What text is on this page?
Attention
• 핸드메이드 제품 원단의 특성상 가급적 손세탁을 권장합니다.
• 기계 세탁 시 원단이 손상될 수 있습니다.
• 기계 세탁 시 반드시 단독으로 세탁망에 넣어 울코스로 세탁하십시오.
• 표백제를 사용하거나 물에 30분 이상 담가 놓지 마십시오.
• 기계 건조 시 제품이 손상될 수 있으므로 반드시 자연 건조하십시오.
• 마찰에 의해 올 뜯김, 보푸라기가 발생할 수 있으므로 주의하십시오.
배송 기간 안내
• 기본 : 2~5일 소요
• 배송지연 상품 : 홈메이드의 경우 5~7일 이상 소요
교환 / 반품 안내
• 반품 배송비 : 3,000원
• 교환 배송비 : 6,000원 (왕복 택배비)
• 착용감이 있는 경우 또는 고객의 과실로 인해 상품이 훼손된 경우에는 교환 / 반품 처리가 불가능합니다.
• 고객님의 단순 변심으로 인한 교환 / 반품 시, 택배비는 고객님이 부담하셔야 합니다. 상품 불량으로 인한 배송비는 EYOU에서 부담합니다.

* * *

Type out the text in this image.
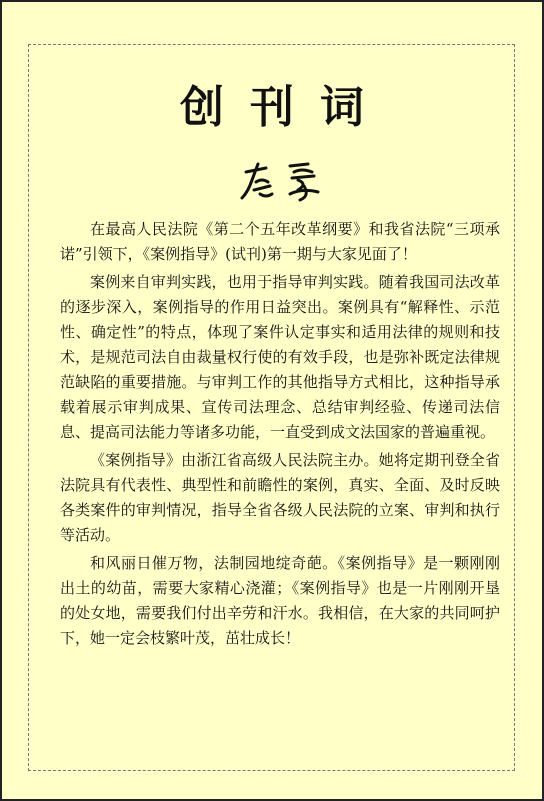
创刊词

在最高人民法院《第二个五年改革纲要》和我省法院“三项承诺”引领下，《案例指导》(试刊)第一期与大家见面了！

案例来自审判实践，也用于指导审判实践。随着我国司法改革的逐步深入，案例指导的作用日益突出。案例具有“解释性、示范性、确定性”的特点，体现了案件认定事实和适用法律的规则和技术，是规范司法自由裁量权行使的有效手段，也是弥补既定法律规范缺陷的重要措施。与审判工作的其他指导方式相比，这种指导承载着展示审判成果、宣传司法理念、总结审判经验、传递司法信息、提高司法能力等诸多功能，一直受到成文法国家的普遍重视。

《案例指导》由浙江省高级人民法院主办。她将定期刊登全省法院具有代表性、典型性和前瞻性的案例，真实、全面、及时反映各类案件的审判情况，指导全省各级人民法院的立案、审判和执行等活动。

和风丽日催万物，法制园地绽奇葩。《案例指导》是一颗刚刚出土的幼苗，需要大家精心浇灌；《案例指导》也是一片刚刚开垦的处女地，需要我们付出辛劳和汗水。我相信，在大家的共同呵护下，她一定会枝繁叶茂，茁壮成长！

Exercise
How many lines of the records contain the string "this"? Respond with the number alone.

The completed task
2